> [Aim of the exercise] Restate, word for word, all of the material shown below.

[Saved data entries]
======

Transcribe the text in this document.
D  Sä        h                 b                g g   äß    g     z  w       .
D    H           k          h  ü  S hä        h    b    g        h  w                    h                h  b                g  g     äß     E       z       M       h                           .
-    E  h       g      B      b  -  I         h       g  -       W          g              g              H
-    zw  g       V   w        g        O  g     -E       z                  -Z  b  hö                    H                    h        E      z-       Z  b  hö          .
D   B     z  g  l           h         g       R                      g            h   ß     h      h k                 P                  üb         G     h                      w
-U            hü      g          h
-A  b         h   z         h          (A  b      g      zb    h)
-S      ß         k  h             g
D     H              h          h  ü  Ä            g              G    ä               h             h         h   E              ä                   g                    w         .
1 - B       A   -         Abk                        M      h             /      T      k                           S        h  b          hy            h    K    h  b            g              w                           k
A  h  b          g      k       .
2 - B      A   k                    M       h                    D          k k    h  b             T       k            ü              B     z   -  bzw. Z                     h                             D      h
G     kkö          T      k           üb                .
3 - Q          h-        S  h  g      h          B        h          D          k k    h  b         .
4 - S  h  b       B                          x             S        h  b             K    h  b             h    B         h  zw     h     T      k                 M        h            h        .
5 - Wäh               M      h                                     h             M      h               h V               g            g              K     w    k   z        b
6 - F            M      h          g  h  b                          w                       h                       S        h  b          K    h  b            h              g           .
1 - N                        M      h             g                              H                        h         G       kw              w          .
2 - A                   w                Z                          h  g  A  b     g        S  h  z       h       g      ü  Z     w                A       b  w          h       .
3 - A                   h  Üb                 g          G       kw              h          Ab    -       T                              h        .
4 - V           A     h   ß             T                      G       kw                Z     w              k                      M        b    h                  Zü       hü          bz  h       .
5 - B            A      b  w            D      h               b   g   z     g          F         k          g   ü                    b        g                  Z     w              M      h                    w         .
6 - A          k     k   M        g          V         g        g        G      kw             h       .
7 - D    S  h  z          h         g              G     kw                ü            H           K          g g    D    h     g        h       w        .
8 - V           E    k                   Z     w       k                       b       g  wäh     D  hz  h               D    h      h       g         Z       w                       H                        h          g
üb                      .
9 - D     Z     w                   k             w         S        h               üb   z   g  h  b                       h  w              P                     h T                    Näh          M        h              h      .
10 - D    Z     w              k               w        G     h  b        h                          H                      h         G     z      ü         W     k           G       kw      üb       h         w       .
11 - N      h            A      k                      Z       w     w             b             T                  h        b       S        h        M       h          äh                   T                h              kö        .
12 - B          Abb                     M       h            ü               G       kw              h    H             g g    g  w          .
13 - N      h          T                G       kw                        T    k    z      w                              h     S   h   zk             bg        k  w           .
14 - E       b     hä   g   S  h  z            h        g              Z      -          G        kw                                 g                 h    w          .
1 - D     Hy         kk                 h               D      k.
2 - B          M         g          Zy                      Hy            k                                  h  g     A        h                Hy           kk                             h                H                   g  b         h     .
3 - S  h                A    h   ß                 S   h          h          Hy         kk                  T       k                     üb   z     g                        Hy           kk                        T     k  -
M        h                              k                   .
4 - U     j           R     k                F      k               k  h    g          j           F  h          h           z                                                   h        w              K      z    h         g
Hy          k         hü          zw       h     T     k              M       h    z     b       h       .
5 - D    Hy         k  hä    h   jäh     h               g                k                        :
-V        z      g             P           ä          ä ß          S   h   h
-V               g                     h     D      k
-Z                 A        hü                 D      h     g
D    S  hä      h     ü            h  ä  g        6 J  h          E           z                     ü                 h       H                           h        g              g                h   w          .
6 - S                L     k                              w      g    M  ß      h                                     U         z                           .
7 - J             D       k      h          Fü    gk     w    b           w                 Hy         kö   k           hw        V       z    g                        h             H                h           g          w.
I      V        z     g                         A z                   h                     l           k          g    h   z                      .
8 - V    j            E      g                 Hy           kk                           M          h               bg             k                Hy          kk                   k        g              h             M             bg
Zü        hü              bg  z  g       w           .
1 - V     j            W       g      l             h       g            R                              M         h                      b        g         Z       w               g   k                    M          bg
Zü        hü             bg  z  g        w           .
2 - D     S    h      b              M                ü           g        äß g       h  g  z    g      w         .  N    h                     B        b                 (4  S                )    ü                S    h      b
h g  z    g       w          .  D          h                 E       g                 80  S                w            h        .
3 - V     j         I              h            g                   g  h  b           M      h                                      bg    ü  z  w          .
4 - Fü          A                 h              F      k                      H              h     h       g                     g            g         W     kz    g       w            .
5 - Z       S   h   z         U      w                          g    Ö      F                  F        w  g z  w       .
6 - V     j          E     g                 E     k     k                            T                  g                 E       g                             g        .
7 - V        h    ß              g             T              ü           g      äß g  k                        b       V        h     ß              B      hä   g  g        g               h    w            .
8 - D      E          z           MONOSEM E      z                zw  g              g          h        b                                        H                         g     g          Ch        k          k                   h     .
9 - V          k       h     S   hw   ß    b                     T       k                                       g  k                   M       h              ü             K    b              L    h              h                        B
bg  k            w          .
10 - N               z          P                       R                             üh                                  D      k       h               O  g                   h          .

======

> [Task output]
Transcribe the text in this document.
D  Sä        h                 b                g g   äß    g     z  w       .
D    H           k          h  ü  S hä        h    b    g        h  w                    h                h  b                g  g     äß     E       z       M       h                           .
-    E  h       g      B      b  -  I         h       g  -       W          g              g              H
-    zw  g       V   w        g        O  g     -E       z                  -Z  b  hö                    H                    h        E      z-       Z  b  hö          .
D   B     z  g  l           h         g       R                      g            h   ß     h      h k                 P                  üb         G     h                      w
-U            hü      g          h
-A  b         h   z         h          (A  b      g      zb    h)
-S      ß         k  h             g
D     H              h          h  ü  Ä            g              G    ä               h             h         h   E              ä                   g                    w         .
1 - B       A   -         Abk                        M      h             /      T      k                           S        h  b          hy            h    K    h  b            g              w                           k
A  h  b          g      k       .
2 - B      A   k                    M       h                    D          k k    h  b             T       k            ü              B     z   -  bzw. Z                     h                             D      h
G     kkö          T      k           üb                .
3 - Q          h-        S  h  g      h          B        h          D          k k    h  b         .
4 - S  h  b       B                          x             S        h  b             K    h  b             h    B         h  zw     h     T      k                 M        h            h        .
5 - Wäh               M      h                                     h             M      h               h V               g            g              K     w    k   z        b
6 - F            M      h          g  h  b                          w                       h                       S        h  b          K    h  b            h              g           .
1 - N                        M      h             g                              H                        h         G       kw              w          .
2 - A                   w                Z                          h  g  A  b     g        S  h  z       h       g      ü  Z     w                A       b  w          h       .
3 - A                   h  Üb                 g          G       kw              h          Ab    -       T                              h        .
4 - V           A     h   ß             T                      G       kw                Z     w              k                      M        b    h                  Zü       hü          bz  h       .
5 - B            A      b  w            D      h               b   g   z     g          F         k          g   ü                    b        g                  Z     w              M      h                    w         .
6 - A          k     k   M        g          V         g        g        G      kw             h       .
7 - D    S  h  z          h         g              G     kw                ü            H           K          g g    D    h     g        h       w        .
8 - V           E    k                   Z     w       k                       b       g  wäh     D  hz  h               D    h      h       g         Z       w                       H                        h          g
üb                      .
9 - D     Z     w                   k             w         S        h               üb   z   g  h  b                       h  w              P                     h T                    Näh          M        h              h      .
10 - D    Z     w              k               w        G     h  b        h                          H                      h         G     z      ü         W     k           G       kw      üb       h         w       .
11 - N      h            A      k                      Z       w     w             b             T                  h        b       S        h        M       h          äh                   T                h              kö        .
12 - B          Abb                     M       h            ü               G       kw              h    H             g g    g  w          .
13 - N      h          T                G       kw                        T    k    z      w                              h     S   h   zk             bg        k  w           .
14 - E       b     hä   g   S  h  z            h        g              Z      -          G        kw                                 g                 h    w          .
1 - D     Hy         kk                 h               D      k.
2 - B          M         g          Zy                      Hy            k                                  h  g     A        h                Hy           kk                             h                H                   g  b         h     .
3 - S  h                A    h   ß                 S   h          h          Hy         kk                  T       k                     üb   z     g                        Hy           kk                        T     k  -
M        h                              k                   .
4 - U     j           R     k                F      k               k  h    g          j           F  h          h           z                                                   h        w              K      z    h         g
Hy          k         hü          zw       h     T     k              M       h    z     b       h       .
5 - D    Hy         k  hä    h   jäh     h               g                k                        :
-V        z      g             P           ä          ä ß          S   h   h
-V               g                     h     D      k
-Z                 A        hü                 D      h     g
D    S  hä      h     ü            h  ä  g        6 J  h          E           z                     ü                 h       H                           h        g              g                h   w          .
6 - S                L     k                              w      g    M  ß      h                                     U         z                           .
7 - J             D       k      h          Fü    gk     w    b           w                 Hy         kö   k           hw        V       z    g                        h             H                h           g          w.
I      V        z     g                         A z                   h                     l           k          g    h   z                      .
8 - V    j            E      g                 Hy           kk                           M          h               bg             k                Hy          kk                   k        g              h             M             bg
Zü        hü              bg  z  g       w           .
1 - V     j            W       g      l             h       g            R                              M         h                      b        g         Z       w               g   k                    M          bg
Zü        hü             bg  z  g        w           .
2 - D     S    h      b              M                ü           g        äß g       h  g  z    g      w         .  N    h                     B        b                 (4  S                )    ü                S    h      b
h g  z    g       w          .  D          h                 E       g                 80  S                w            h        .
3 - V     j         I              h            g                   g  h  b           M      h                                      bg    ü  z  w          .
4 - Fü          A                 h              F      k                      H              h     h       g                     g            g         W     kz    g       w            .
5 - Z       S   h   z         U      w                          g    Ö      F                  F        w  g z  w       .
6 - V     j          E     g                 E     k     k                            T                  g                 E       g                             g        .
7 - V        h    ß              g             T              ü           g      äß g  k                        b       V        h     ß              B      hä   g  g        g               h    w            .
8 - D      E          z           MONOSEM E      z                zw  g              g          h        b                                        H                         g     g          Ch        k          k                   h     .
9 - V          k       h     S   hw   ß    b                     T       k                                       g  k                   M       h              ü             K    b              L    h              h                        B
bg  k            w          .
10 - N               z          P                       R                             üh                                  D      k       h               O  g                   h          .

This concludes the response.